• [WHAT TO DO] Go through the records underneath and write each one out again exactly.

Saved data entries
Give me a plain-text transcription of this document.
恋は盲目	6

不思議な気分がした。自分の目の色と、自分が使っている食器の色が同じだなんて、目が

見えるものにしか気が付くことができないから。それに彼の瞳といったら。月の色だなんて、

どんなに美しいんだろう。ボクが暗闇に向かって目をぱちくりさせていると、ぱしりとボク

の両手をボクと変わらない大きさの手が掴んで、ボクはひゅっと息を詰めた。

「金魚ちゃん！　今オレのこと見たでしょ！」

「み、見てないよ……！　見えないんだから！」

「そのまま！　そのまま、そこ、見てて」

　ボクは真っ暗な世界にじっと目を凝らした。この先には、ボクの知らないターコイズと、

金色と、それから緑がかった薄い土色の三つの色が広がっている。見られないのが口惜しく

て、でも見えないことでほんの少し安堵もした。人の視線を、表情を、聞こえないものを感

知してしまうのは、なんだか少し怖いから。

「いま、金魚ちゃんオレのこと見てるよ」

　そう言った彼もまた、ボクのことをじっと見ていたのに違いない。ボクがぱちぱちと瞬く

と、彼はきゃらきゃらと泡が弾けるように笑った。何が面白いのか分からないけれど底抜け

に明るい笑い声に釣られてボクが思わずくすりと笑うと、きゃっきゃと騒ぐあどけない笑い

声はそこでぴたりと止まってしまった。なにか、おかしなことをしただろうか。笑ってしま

• [ANSWER]
Give me a plain-text transcription of this document.
恋は盲目	6

不思議な気分がした。自分の目の色と、自分が使っている食器の色が同じだなんて、目が

見えるものにしか気が付くことができないから。それに彼の瞳といったら。月の色だなんて、

どんなに美しいんだろう。ボクが暗闇に向かって目をぱちくりさせていると、ぱしりとボク

の両手をボクと変わらない大きさの手が掴んで、ボクはひゅっと息を詰めた。

「金魚ちゃん！　今オレのこと見たでしょ！」

「み、見てないよ……！　見えないんだから！」

「そのまま！　そのまま、そこ、見てて」

　ボクは真っ暗な世界にじっと目を凝らした。この先には、ボクの知らないターコイズと、

金色と、それから緑がかった薄い土色の三つの色が広がっている。見られないのが口惜しく

て、でも見えないことでほんの少し安堵もした。人の視線を、表情を、聞こえないものを感

知してしまうのは、なんだか少し怖いから。

「いま、金魚ちゃんオレのこと見てるよ」

　そう言った彼もまた、ボクのことをじっと見ていたのに違いない。ボクがぱちぱちと瞬く

と、彼はきゃらきゃらと泡が弾けるように笑った。何が面白いのか分からないけれど底抜け

に明るい笑い声に釣られてボクが思わずくすりと笑うと、きゃっきゃと騒ぐあどけない笑い

声はそこでぴたりと止まってしまった。なにか、おかしなことをしただろうか。笑ってしま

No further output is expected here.